**EXERCISE AIM**
Where the data below has the string "public", return the whole line.

------------------------------------

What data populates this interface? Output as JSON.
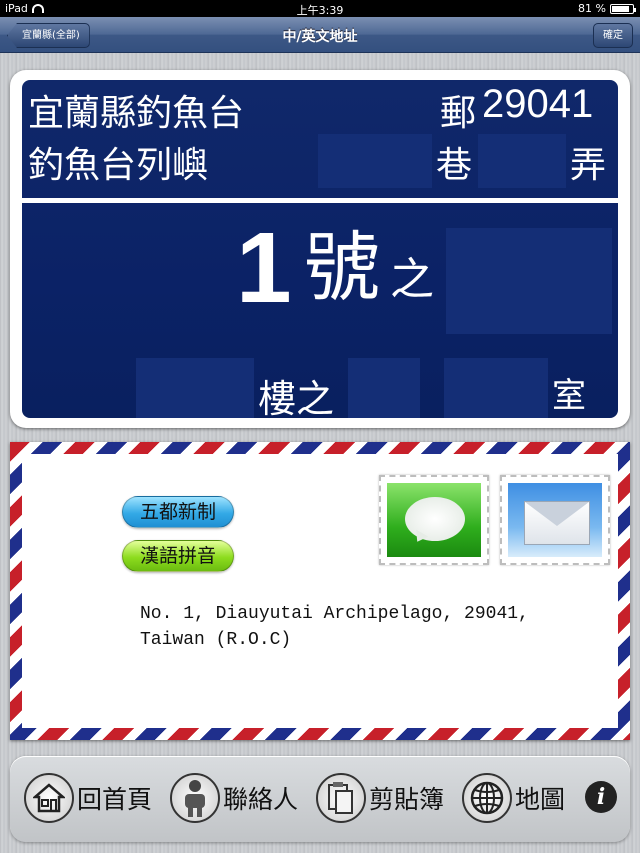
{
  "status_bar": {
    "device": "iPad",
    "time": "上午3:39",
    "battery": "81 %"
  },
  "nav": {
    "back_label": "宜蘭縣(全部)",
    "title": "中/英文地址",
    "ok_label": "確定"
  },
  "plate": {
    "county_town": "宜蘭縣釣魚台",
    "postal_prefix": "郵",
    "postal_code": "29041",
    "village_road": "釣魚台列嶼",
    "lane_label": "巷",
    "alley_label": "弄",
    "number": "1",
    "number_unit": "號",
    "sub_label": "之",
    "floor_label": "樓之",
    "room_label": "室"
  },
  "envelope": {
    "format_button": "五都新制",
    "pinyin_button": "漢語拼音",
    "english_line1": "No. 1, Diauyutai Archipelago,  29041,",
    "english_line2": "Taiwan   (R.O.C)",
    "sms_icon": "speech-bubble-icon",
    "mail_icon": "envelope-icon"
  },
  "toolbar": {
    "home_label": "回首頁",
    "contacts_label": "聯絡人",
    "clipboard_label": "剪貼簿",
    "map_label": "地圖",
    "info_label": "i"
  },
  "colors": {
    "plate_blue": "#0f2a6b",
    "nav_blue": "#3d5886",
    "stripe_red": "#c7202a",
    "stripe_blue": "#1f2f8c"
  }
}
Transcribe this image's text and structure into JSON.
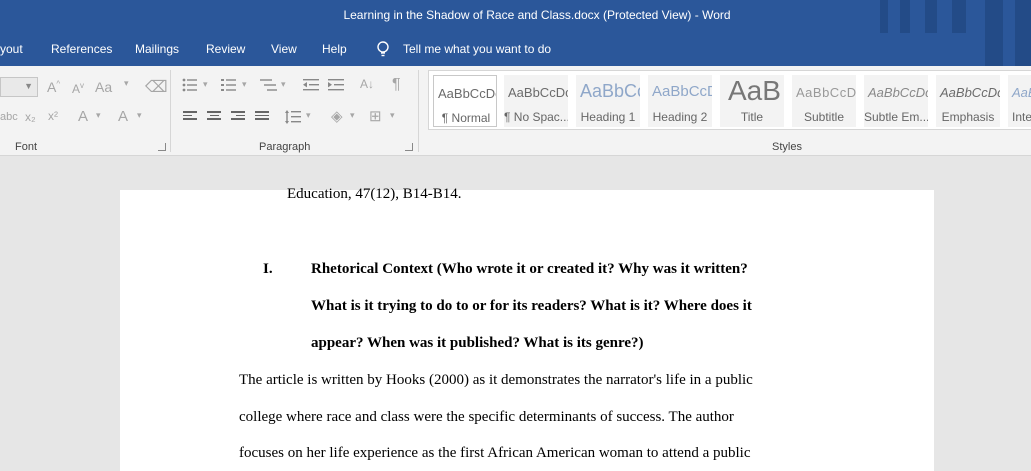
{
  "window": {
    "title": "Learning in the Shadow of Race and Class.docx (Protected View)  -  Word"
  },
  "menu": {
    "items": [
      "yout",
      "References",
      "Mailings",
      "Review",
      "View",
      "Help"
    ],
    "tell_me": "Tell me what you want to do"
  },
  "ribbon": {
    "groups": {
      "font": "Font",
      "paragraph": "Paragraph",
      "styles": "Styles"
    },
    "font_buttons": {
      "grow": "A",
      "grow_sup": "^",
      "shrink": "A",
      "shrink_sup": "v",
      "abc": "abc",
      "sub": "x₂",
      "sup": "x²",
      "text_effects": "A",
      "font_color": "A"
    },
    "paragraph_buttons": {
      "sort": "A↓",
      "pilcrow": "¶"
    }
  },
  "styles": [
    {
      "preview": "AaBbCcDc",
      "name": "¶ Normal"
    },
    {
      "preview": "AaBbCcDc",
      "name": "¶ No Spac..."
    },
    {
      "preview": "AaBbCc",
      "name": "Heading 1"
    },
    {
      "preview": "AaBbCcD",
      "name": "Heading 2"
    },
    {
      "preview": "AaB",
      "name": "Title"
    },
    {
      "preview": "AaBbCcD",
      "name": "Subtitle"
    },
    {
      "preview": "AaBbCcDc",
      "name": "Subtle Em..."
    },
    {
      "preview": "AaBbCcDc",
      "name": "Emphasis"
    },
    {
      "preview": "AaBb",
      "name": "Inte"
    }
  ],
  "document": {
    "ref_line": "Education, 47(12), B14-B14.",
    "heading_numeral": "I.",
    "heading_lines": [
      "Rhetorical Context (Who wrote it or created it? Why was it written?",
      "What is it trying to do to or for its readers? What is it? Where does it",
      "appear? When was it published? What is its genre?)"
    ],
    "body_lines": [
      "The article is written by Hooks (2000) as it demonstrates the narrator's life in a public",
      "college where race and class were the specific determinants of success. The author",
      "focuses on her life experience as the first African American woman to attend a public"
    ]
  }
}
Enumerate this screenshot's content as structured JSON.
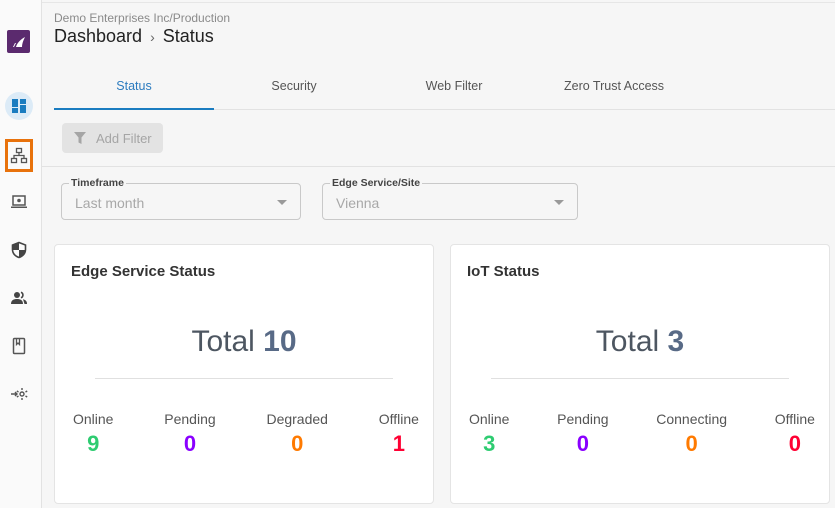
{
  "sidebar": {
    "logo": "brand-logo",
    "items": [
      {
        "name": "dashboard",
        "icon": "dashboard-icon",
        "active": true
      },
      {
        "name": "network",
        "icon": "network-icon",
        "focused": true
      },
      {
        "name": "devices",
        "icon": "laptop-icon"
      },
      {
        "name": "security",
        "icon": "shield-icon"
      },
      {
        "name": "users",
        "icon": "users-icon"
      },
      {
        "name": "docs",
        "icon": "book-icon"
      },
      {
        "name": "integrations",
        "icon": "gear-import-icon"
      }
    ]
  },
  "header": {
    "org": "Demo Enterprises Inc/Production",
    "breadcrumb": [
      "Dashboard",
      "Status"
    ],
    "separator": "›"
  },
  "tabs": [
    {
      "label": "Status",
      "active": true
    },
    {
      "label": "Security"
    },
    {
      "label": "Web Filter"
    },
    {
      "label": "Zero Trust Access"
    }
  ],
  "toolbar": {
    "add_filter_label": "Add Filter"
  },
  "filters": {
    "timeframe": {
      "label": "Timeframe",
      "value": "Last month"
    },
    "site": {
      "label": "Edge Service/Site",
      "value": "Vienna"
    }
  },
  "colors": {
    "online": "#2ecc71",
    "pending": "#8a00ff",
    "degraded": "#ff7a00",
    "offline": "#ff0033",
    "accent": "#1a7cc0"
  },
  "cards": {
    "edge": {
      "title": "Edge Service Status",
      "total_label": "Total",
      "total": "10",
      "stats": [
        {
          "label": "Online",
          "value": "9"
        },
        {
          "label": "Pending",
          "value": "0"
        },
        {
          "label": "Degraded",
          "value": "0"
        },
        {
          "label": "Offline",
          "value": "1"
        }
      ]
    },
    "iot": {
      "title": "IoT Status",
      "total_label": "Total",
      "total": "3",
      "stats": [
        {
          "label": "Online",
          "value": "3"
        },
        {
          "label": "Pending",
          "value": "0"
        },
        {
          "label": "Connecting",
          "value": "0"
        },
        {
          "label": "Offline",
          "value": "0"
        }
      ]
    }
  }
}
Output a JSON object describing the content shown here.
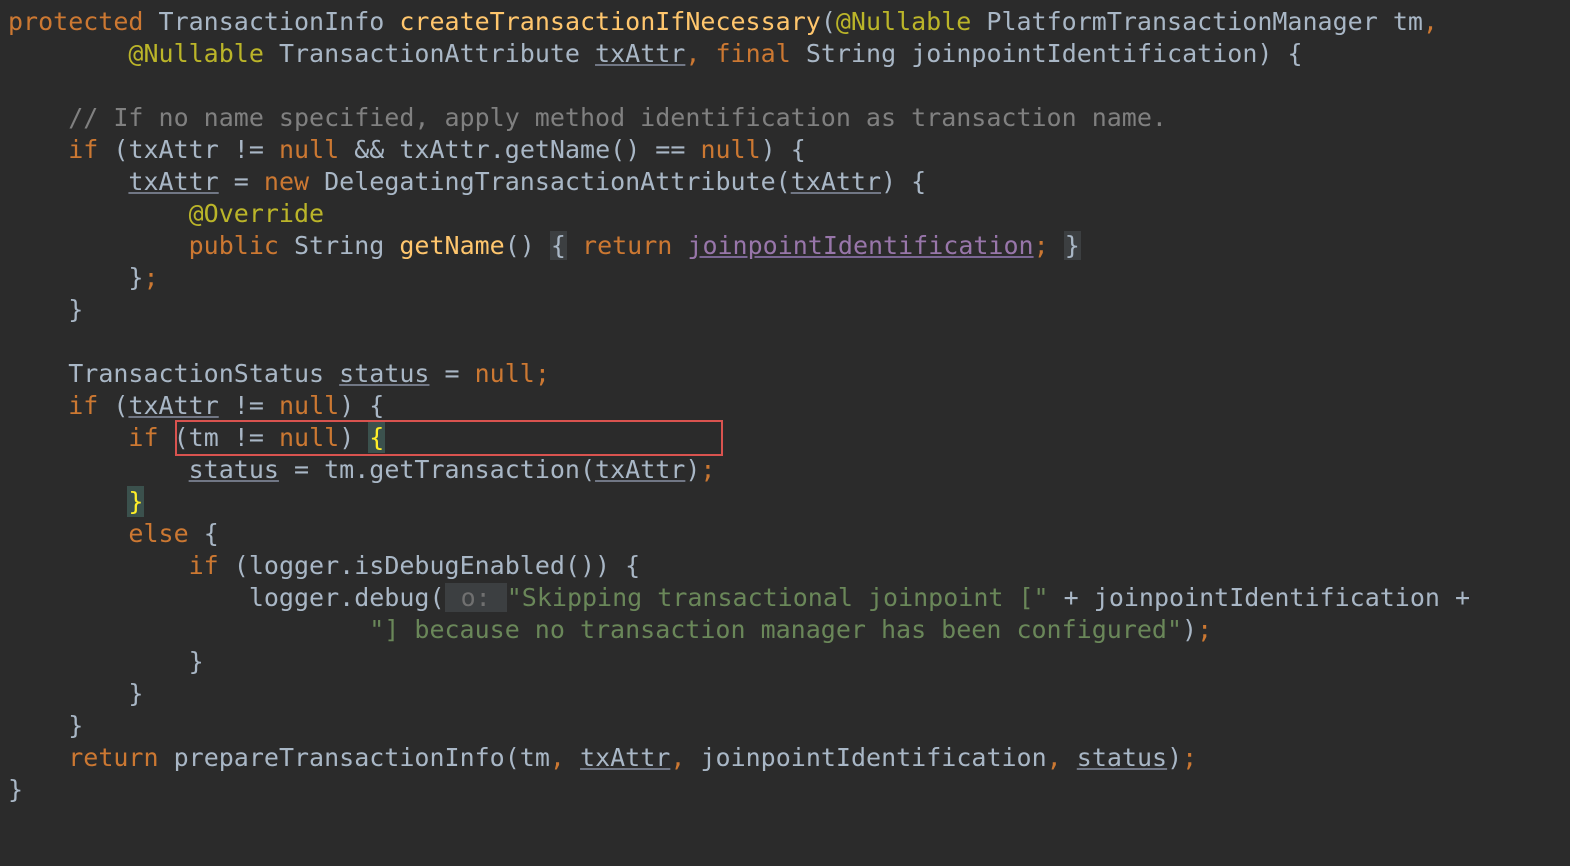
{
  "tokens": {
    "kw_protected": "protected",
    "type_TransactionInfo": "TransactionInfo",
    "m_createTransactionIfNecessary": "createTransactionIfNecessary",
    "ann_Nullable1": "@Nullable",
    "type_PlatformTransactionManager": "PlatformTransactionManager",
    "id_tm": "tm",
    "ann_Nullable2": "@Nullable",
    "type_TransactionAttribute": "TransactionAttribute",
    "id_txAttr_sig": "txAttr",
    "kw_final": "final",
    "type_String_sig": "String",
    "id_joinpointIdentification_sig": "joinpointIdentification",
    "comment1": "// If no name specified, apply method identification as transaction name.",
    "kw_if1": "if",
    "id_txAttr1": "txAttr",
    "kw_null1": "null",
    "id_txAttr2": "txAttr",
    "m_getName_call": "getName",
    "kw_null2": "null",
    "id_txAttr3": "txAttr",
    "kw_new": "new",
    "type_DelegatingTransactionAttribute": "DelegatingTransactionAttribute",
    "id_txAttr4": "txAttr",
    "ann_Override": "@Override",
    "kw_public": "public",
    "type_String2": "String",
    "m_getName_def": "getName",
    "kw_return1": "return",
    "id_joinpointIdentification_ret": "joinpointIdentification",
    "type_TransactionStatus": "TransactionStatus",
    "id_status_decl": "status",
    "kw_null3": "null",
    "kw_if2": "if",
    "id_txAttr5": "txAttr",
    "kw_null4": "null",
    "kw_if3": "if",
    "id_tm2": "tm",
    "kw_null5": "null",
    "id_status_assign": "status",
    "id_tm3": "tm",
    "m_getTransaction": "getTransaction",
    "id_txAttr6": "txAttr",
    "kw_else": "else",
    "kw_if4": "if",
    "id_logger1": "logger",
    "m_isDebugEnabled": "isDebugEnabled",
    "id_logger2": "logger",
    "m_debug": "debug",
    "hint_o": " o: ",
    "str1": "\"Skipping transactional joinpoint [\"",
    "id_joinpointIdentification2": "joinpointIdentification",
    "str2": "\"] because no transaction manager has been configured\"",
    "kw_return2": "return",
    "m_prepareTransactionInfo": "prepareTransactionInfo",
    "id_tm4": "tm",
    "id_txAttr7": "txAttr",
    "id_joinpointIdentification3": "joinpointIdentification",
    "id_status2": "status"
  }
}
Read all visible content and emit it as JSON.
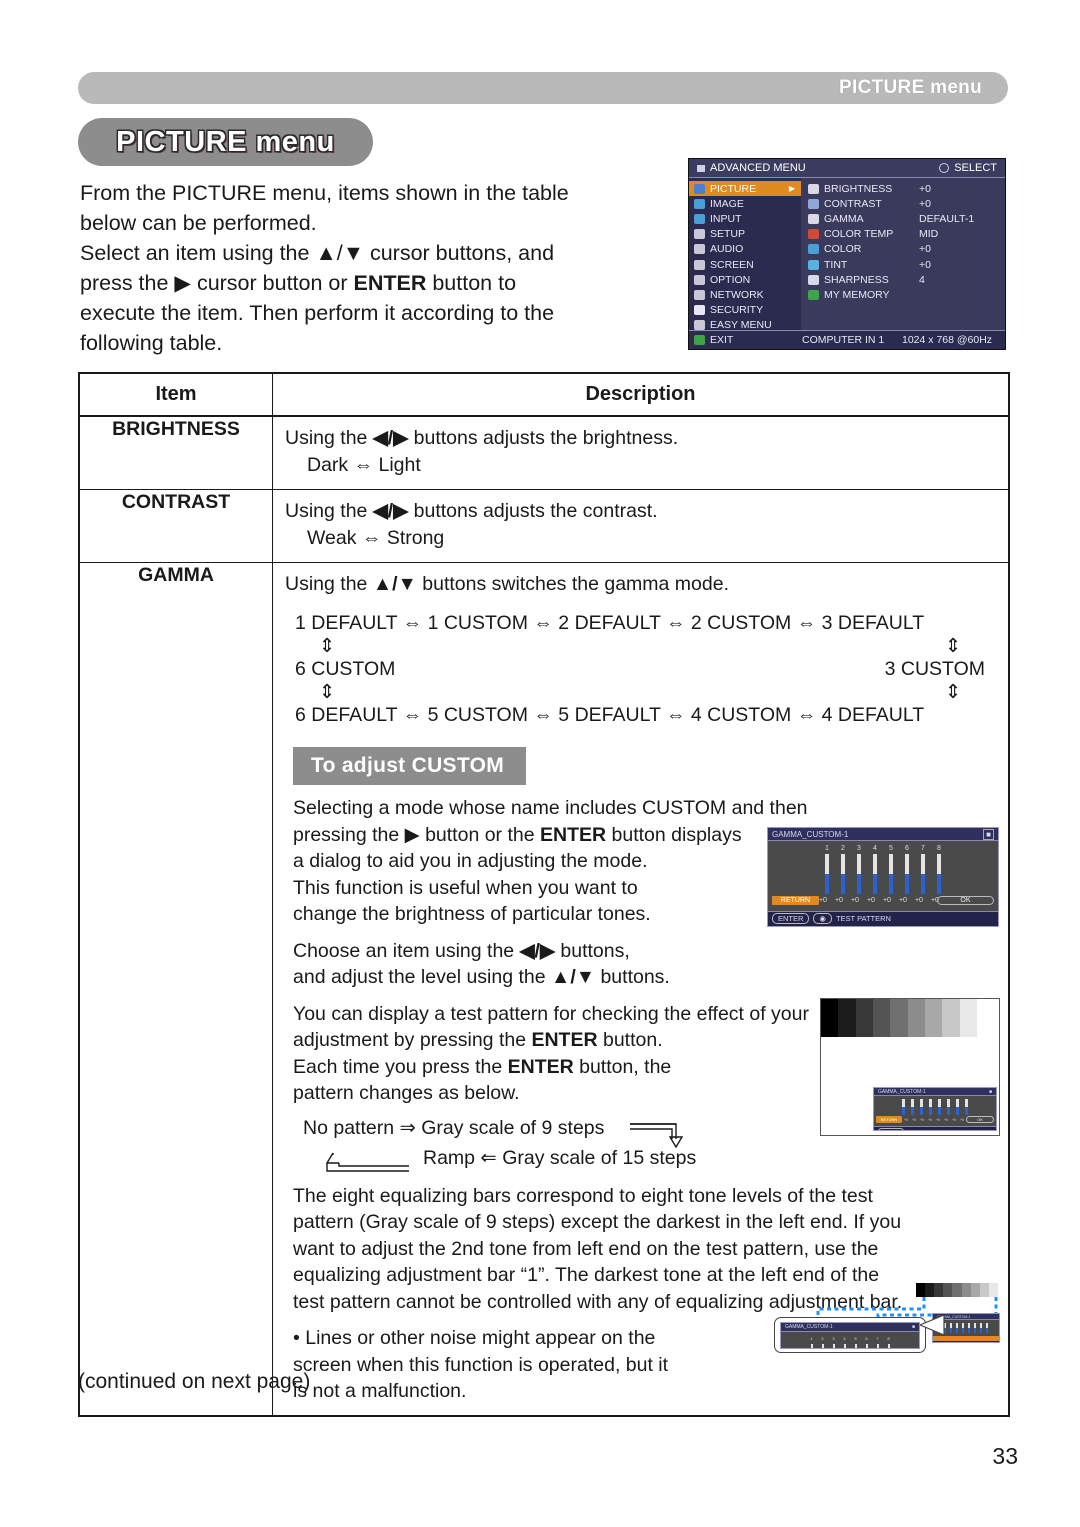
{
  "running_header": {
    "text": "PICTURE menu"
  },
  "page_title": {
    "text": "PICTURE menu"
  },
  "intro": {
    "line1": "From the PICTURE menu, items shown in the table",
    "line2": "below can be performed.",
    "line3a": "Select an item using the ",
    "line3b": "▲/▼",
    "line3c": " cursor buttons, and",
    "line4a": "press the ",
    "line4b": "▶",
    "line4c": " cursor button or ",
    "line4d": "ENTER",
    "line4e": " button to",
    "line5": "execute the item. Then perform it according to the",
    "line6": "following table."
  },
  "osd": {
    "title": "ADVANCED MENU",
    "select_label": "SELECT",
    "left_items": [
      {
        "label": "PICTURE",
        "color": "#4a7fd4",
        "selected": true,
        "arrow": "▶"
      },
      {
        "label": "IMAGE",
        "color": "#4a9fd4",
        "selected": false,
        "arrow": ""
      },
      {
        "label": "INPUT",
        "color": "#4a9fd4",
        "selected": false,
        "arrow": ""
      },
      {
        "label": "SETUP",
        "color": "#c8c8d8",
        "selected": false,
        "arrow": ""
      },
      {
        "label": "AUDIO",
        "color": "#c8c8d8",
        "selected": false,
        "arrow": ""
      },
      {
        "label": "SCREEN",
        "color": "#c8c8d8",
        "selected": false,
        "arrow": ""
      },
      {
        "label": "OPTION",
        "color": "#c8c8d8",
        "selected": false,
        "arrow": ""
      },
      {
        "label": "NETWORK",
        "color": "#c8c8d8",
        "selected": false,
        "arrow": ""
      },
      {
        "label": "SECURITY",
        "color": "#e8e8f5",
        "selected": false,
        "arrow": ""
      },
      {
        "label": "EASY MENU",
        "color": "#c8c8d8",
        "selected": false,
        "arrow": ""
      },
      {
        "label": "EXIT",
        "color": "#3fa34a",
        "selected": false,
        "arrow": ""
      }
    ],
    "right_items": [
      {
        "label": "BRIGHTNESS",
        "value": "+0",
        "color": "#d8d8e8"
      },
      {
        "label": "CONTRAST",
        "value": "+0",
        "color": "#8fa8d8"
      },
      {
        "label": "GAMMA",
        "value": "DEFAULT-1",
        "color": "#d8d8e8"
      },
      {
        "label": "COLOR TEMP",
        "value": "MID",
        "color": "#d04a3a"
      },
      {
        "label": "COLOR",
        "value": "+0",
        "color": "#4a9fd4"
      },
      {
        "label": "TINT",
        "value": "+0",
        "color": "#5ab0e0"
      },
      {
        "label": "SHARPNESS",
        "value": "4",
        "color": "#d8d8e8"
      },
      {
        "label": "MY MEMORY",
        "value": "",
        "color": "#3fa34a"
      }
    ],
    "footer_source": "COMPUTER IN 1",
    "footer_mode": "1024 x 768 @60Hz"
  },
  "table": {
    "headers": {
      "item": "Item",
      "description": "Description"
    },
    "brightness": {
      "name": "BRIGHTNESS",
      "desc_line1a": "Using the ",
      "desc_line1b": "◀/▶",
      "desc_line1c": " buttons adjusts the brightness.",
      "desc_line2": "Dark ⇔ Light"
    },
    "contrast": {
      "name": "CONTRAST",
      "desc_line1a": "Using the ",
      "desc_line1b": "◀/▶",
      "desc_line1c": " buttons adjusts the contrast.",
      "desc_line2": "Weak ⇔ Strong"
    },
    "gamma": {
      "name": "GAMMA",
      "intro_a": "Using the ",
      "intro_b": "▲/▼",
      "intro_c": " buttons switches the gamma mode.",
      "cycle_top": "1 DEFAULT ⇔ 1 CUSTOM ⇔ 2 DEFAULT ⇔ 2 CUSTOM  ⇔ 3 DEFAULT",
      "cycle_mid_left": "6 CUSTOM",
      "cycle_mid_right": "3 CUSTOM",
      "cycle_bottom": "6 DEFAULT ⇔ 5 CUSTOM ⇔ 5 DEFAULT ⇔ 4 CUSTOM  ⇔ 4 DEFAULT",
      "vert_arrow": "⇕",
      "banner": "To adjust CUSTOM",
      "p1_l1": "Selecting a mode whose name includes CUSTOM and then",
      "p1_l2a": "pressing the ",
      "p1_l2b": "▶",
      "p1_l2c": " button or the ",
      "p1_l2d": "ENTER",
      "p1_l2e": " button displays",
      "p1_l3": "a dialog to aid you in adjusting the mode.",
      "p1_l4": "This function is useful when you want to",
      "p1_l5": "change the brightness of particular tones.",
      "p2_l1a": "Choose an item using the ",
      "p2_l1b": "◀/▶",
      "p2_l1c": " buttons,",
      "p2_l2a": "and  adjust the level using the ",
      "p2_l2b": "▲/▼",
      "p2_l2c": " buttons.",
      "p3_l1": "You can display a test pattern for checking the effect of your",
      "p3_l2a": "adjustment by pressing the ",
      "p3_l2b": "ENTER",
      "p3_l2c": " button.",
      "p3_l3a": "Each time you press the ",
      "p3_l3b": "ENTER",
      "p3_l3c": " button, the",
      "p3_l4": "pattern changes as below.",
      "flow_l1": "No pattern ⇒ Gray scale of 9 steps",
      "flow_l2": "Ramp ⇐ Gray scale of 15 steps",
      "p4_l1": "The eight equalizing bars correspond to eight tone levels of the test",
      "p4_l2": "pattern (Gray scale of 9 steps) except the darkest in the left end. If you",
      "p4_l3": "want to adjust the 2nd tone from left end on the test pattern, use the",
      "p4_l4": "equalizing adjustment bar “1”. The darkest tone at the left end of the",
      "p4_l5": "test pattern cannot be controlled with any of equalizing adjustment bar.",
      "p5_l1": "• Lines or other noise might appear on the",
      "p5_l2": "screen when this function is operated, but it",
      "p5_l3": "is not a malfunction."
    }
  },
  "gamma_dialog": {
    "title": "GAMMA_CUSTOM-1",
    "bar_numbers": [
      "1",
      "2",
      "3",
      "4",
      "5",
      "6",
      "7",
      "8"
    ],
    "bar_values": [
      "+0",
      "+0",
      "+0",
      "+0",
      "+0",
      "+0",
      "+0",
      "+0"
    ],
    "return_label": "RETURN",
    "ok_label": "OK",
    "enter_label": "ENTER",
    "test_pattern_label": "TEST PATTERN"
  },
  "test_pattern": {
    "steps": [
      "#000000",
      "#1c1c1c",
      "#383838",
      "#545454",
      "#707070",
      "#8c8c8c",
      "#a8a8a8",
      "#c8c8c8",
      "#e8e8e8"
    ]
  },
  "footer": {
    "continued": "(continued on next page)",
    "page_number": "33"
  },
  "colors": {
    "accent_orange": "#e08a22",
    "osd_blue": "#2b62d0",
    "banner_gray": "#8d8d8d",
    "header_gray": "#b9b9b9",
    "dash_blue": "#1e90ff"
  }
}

------------------------------------

**OUTPUT FOR THIS EXERCISE**
      "The article is written by Hooks (2000) as it demonstrates the narrator's life in a public",
      "focuses on her life experience as the first African American woman to attend a public"
    "kw_public": "public",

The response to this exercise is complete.